(What to do):
Copy out each line of the listing that has the word "with" in it.

(Supplied material):
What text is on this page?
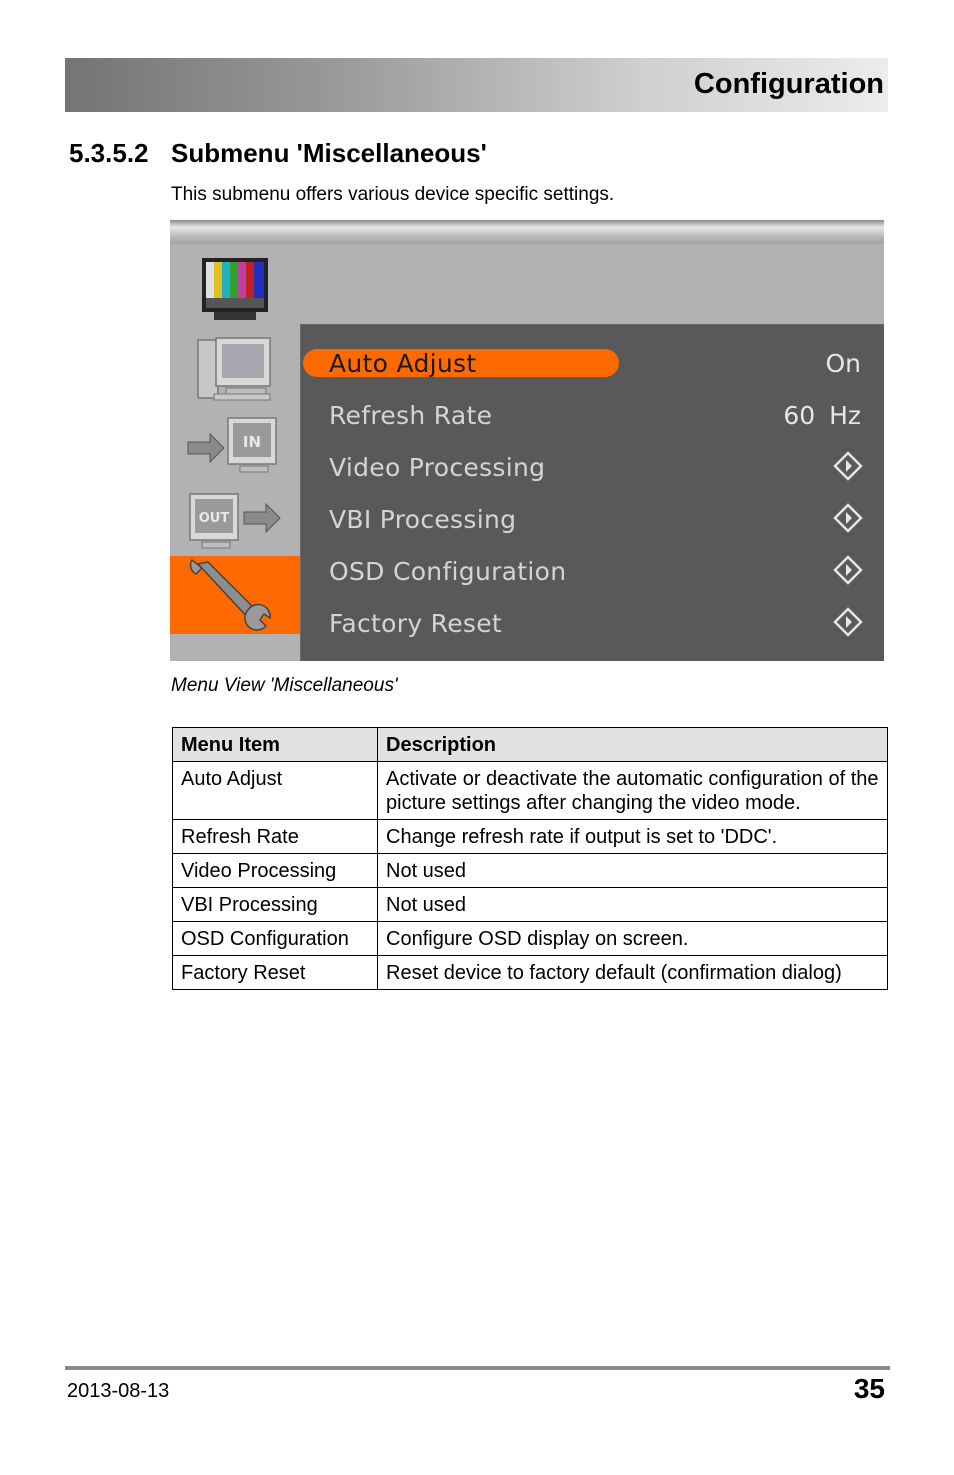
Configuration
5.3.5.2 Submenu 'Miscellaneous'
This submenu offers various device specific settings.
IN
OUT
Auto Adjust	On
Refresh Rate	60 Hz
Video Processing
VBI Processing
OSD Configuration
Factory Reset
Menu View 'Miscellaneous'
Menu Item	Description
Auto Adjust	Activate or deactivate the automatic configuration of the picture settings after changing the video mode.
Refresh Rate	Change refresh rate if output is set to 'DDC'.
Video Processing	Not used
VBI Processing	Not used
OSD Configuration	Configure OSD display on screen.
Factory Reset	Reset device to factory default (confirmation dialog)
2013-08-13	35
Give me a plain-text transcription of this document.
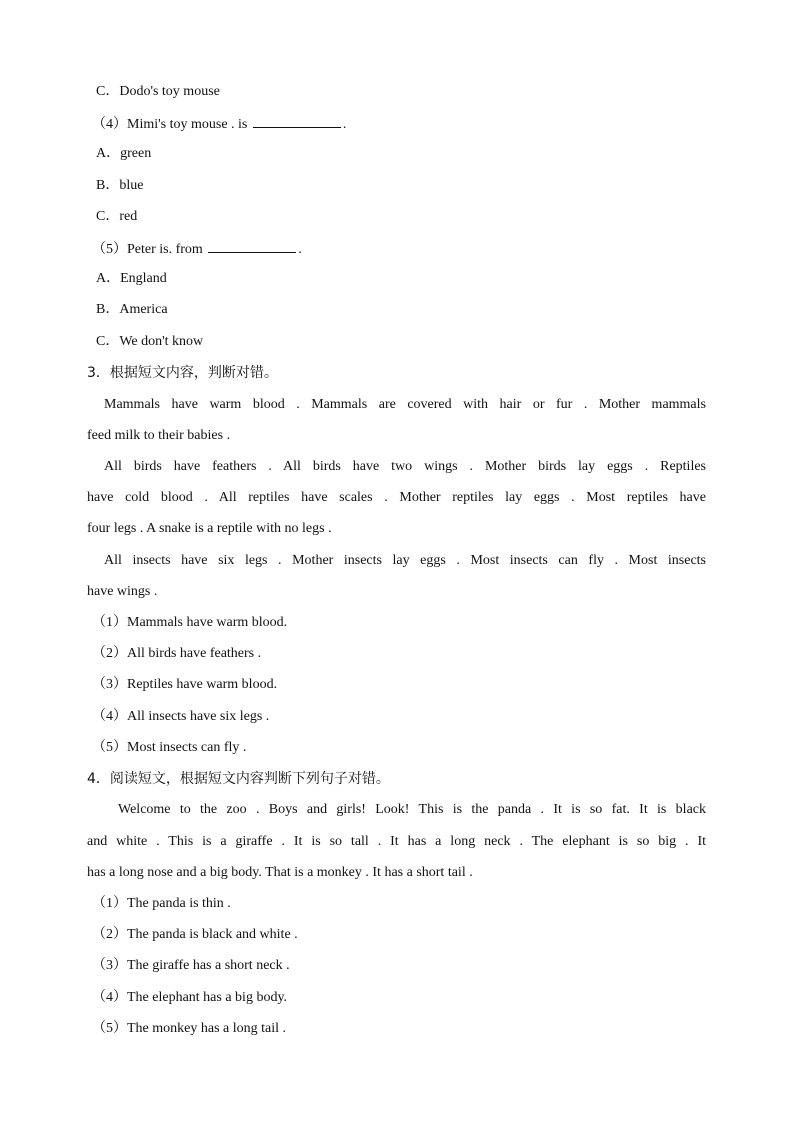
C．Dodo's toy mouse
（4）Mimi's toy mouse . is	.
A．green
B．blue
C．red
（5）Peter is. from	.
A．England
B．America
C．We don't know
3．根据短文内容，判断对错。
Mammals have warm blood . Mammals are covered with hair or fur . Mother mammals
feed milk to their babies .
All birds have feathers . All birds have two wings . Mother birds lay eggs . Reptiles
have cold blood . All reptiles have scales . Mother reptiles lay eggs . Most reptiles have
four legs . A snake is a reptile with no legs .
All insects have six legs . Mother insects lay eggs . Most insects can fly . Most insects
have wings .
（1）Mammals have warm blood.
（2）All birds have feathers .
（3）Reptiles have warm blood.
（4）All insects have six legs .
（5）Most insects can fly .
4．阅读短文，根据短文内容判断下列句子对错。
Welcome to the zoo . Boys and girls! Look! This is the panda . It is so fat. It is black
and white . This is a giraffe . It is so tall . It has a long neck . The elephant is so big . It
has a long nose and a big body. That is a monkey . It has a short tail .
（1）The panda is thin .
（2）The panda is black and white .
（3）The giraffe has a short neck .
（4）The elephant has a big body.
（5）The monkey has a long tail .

* * *

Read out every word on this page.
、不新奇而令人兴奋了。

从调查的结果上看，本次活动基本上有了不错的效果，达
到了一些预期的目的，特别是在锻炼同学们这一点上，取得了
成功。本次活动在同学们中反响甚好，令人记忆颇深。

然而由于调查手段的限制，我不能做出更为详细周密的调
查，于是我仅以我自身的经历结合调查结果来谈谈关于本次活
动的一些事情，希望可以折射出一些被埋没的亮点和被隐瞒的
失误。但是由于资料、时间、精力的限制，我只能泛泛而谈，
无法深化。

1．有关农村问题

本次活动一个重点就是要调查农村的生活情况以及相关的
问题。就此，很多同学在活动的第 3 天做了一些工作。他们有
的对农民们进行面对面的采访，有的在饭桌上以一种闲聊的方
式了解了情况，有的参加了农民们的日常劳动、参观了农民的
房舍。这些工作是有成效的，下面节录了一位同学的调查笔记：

(Result):
Mammals have warm blood . Mammals are covered with hair or fur . Mother mammals
four legs . A snake is a reptile with no legs .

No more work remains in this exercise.